Required task 1:
Reproduce the full NFS bug-report thread below without any changes.

On 08/27/2013 08:06 PM, J. Bruce Fields wrote:
> On Tue, Aug 13, 2013 at 05:53:14PM -0400, bfields wrote:
>> On Mon, Aug 12, 2013 at 04:36:40PM +0200, Jan Kara wrote:
>>> On Sun 11-08-13 11:48:49, Toralf Förster wrote:
>>>> so that the server either crashes (if it is a user mode linux image) or at least its reboot functionality got broken
>>>> - if the NFS server is hammered with scary NFS calls using a fuzzy tool running at a remote NFS client under a non-privileged user id.
>>>>
>>>> It can re reproduced, if
>>>> - the NFS share is an EXT3 or EXT4 directory
>>>> - and it is created at file located at tempfs and mounted via loop device
>>>> - and the NFS server is forced to umount the NFS share
>>>> - and the server forced to restart the NSF service afterwards
>>>> - and trinity is used
>>>>
>>>> I could find a scenario for an automated bisect. 2 times it brought this commit
>>>> commit 68a3396178e6688ad7367202cdf0af8ed03c8727
>>>> Author: J. Bruce Fields <bfields@xxxxxxxxxx>
>>>> Date:   Thu Mar 21 11:21:50 2013 -0400
>>>>
>>>>     nfsd4: shut down more of delegation earlier
>>
>> Thanks for the report.  I think I see the problem--after this commit
>> nfs4_set_delegation() failures result in nfs4_put_delegation being
>> called, but nfs4_put_delegation doesn't free the nfs4_file that has
>> already been set by alloc_init_deleg().
>>
>> Let me think about how to fix that....
>
> Sorry for the slow response--can you check whether this fixes the
> problem?

Required task 2:
In the records, rewrite everything from the line containing "Patent image size: (676, 492)." down to the line containing "The center of the sensor", swapping "internal configuration" for "internal layout" and leaving the rest untouched. Return only those lines.

Supplied information:
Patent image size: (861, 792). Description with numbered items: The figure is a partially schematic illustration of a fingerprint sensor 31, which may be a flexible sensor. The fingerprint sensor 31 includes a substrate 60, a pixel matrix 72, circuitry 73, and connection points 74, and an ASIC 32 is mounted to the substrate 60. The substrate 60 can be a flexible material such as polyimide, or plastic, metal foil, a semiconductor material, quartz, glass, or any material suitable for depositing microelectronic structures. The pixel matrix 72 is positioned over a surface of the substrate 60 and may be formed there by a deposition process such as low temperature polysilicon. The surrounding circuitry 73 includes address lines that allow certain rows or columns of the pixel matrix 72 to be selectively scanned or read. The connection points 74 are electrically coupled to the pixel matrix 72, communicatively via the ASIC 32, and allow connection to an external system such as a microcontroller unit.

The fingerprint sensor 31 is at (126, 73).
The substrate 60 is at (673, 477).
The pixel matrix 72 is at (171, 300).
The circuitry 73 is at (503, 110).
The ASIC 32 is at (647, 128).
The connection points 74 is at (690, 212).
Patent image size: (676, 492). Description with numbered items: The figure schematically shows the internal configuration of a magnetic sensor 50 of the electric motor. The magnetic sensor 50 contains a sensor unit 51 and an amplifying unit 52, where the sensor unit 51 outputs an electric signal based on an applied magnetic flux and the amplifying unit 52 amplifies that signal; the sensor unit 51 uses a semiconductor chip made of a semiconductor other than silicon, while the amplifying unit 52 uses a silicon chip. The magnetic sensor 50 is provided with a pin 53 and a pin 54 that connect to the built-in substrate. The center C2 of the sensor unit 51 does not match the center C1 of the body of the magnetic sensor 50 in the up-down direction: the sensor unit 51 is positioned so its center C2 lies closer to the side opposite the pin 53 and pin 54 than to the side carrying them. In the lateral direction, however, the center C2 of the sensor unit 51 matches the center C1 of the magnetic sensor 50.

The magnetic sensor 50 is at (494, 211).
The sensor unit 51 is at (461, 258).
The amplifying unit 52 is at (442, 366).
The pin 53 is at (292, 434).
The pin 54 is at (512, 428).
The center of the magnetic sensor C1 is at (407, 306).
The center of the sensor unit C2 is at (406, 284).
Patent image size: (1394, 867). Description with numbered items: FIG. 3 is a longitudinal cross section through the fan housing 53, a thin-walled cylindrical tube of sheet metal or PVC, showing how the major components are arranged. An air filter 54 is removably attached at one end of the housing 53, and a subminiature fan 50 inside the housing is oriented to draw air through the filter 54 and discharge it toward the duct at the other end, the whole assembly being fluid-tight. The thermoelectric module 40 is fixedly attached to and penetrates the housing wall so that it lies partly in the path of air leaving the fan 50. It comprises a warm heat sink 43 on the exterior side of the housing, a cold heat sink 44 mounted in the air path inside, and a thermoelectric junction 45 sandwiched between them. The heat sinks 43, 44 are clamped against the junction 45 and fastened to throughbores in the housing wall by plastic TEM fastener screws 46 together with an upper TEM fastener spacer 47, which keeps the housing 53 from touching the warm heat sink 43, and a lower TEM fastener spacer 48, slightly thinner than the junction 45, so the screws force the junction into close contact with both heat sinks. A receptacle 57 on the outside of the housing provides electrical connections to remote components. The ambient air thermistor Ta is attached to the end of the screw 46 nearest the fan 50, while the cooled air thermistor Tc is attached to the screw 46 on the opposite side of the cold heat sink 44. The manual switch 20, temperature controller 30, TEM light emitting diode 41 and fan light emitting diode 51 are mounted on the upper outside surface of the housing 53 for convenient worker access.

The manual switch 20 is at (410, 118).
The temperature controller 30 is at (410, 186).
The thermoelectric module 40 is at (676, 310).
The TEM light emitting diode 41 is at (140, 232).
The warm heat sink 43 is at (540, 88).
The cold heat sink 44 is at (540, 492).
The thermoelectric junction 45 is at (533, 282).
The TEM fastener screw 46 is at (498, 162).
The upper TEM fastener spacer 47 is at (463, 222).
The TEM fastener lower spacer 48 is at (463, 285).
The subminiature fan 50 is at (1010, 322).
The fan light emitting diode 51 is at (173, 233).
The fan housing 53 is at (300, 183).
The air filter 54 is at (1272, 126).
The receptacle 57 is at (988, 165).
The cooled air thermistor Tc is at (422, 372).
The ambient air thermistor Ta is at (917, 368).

Full response 1:
On 08/27/2013 08:06 PM, J. Bruce Fields wrote:
> On Tue, Aug 13, 2013 at 05:53:14PM -0400, bfields wrote:
>> On Mon, Aug 12, 2013 at 04:36:40PM +0200, Jan Kara wrote:
>>> On Sun 11-08-13 11:48:49, Toralf Förster wrote:
>>>> so that the server either crashes (if it is a user mode linux image) or at least its reboot functionality got broken
>>>> - if the NFS server is hammered with scary NFS calls using a fuzzy tool running at a remote NFS client under a non-privileged user id.
>>>>
>>>> It can re reproduced, if
>>>> - the NFS share is an EXT3 or EXT4 directory
>>>> - and it is created at file located at tempfs and mounted via loop device
>>>> - and the NFS server is forced to umount the NFS share
>>>> - and the server forced to restart the NSF service afterwards
>>>> - and trinity is used
>>>>
>>>> I could find a scenario for an automated bisect. 2 times it brought this commit
>>>> commit 68a3396178e6688ad7367202cdf0af8ed03c8727
>>>> Author: J. Bruce Fields <bfields@xxxxxxxxxx>
>>>> Date:   Thu Mar 21 11:21:50 2013 -0400
>>>>
>>>>     nfsd4: shut down more of delegation earlier
>>
>> Thanks for the report.  I think I see the problem--after this commit
>> nfs4_set_delegation() failures result in nfs4_put_delegation being
>> called, but nfs4_put_delegation doesn't free the nfs4_file that has
>> already been set by alloc_init_deleg().
>>
>> Let me think about how to fix that....
>
> Sorry for the slow response--can you check whether this fixes the
> problem?

Full response 2:
Patent image size: (676, 492). Description with numbered items: The figure schematically shows the internal layout of a magnetic sensor 50 of the electric motor. The magnetic sensor 50 contains a sensor unit 51 and an amplifying unit 52, where the sensor unit 51 outputs an electric signal based on an applied magnetic flux and the amplifying unit 52 amplifies that signal; the sensor unit 51 uses a semiconductor chip made of a semiconductor other than silicon, while the amplifying unit 52 uses a silicon chip. The magnetic sensor 50 is provided with a pin 53 and a pin 54 that connect to the built-in substrate. The center C2 of the sensor unit 51 does not match the center C1 of the body of the magnetic sensor 50 in the up-down direction: the sensor unit 51 is positioned so its center C2 lies closer to the side opposite the pin 53 and pin 54 than to the side carrying them. In the lateral direction, however, the center C2 of the sensor unit 51 matches the center C1 of the magnetic sensor 50.

The magnetic sensor 50 is at (494, 211).
The sensor unit 51 is at (461, 258).
The amplifying unit 52 is at (442, 366).
The pin 53 is at (292, 434).
The pin 54 is at (512, 428).
The center of the magnetic sensor C1 is at (407, 306).
The center of the sensor unit C2 is at (406, 284).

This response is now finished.